** Start MATERIAL **

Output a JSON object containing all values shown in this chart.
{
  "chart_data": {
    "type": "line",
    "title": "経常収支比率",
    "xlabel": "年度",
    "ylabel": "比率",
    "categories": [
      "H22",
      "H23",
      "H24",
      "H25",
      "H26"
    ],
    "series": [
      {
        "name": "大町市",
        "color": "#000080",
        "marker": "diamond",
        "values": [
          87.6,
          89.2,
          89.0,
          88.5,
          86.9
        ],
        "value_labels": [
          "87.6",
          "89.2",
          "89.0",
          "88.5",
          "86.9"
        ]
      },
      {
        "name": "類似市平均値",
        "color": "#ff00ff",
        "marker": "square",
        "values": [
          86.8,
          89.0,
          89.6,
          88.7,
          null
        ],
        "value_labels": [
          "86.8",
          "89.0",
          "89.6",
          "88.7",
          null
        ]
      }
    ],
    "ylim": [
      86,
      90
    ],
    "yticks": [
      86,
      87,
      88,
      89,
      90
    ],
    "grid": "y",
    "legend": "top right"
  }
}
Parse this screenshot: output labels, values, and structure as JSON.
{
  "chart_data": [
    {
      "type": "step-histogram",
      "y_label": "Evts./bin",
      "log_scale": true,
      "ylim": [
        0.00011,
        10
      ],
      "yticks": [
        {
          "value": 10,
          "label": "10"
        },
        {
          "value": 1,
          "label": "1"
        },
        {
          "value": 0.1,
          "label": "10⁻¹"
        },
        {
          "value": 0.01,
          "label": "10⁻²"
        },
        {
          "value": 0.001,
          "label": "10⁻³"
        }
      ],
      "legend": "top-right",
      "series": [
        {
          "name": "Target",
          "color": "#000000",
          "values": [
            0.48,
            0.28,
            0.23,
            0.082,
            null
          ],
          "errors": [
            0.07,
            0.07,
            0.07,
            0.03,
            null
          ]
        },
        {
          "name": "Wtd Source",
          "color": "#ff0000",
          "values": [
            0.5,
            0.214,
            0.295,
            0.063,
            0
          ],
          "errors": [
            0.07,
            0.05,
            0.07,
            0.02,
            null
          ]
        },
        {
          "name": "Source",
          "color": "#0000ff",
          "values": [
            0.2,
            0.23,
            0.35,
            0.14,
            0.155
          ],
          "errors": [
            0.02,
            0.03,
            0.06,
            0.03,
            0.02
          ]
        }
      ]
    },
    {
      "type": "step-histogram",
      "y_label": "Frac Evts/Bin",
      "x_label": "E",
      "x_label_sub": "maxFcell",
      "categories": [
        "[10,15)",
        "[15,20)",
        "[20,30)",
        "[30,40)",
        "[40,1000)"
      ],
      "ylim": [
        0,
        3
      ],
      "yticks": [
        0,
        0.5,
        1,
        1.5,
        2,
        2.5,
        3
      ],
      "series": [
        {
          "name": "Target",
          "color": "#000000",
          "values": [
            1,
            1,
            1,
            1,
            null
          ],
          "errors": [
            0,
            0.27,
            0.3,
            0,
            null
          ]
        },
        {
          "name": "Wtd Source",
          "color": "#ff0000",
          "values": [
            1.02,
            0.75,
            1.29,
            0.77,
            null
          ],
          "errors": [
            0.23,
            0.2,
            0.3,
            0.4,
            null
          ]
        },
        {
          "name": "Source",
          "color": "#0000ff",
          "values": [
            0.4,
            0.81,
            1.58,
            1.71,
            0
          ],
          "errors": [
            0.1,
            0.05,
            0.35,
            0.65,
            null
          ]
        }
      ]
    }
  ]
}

** End MATERIAL **

▸ **WORK TO DO**:
Every line of the data above should be copied exactly.

▸ **SOLVED EXERCISE**:
Output a JSON object containing all values shown in this chart.
{
  "chart_data": {
    "type": "line",
    "title": "経常収支比率",
    "xlabel": "年度",
    "ylabel": "比率",
    "categories": [
      "H22",
      "H23",
      "H24",
      "H25",
      "H26"
    ],
    "series": [
      {
        "name": "大町市",
        "color": "#000080",
        "marker": "diamond",
        "values": [
          87.6,
          89.2,
          89.0,
          88.5,
          86.9
        ],
        "value_labels": [
          "87.6",
          "89.2",
          "89.0",
          "88.5",
          "86.9"
        ]
      },
      {
        "name": "類似市平均値",
        "color": "#ff00ff",
        "marker": "square",
        "values": [
          86.8,
          89.0,
          89.6,
          88.7,
          null
        ],
        "value_labels": [
          "86.8",
          "89.0",
          "89.6",
          "88.7",
          null
        ]
      }
    ],
    "ylim": [
      86,
      90
    ],
    "yticks": [
      86,
      87,
      88,
      89,
      90
    ],
    "grid": "y",
    "legend": "top right"
  }
}
Parse this screenshot: output labels, values, and structure as JSON.
{
  "chart_data": [
    {
      "type": "step-histogram",
      "y_label": "Evts./bin",
      "log_scale": true,
      "ylim": [
        0.00011,
        10
      ],
      "yticks": [
        {
          "value": 10,
          "label": "10"
        },
        {
          "value": 1,
          "label": "1"
        },
        {
          "value": 0.1,
          "label": "10⁻¹"
        },
        {
          "value": 0.01,
          "label": "10⁻²"
        },
        {
          "value": 0.001,
          "label": "10⁻³"
        }
      ],
      "legend": "top-right",
      "series": [
        {
          "name": "Target",
          "color": "#000000",
          "values": [
            0.48,
            0.28,
            0.23,
            0.082,
            null
          ],
          "errors": [
            0.07,
            0.07,
            0.07,
            0.03,
            null
          ]
        },
        {
          "name": "Wtd Source",
          "color": "#ff0000",
          "values": [
            0.5,
            0.214,
            0.295,
            0.063,
            0
          ],
          "errors": [
            0.07,
            0.05,
            0.07,
            0.02,
            null
          ]
        },
        {
          "name": "Source",
          "color": "#0000ff",
          "values": [
            0.2,
            0.23,
            0.35,
            0.14,
            0.155
          ],
          "errors": [
            0.02,
            0.03,
            0.06,
            0.03,
            0.02
          ]
        }
      ]
    },
    {
      "type": "step-histogram",
      "y_label": "Frac Evts/Bin",
      "x_label": "E",
      "x_label_sub": "maxFcell",
      "categories": [
        "[10,15)",
        "[15,20)",
        "[20,30)",
        "[30,40)",
        "[40,1000)"
      ],
      "ylim": [
        0,
        3
      ],
      "yticks": [
        0,
        0.5,
        1,
        1.5,
        2,
        2.5,
        3
      ],
      "series": [
        {
          "name": "Target",
          "color": "#000000",
          "values": [
            1,
            1,
            1,
            1,
            null
          ],
          "errors": [
            0,
            0.27,
            0.3,
            0,
            null
          ]
        },
        {
          "name": "Wtd Source",
          "color": "#ff0000",
          "values": [
            1.02,
            0.75,
            1.29,
            0.77,
            null
          ],
          "errors": [
            0.23,
            0.2,
            0.3,
            0.4,
            null
          ]
        },
        {
          "name": "Source",
          "color": "#0000ff",
          "values": [
            0.4,
            0.81,
            1.58,
            1.71,
            0
          ],
          "errors": [
            0.1,
            0.05,
            0.35,
            0.65,
            null
          ]
        }
      ]
    }
  ]
}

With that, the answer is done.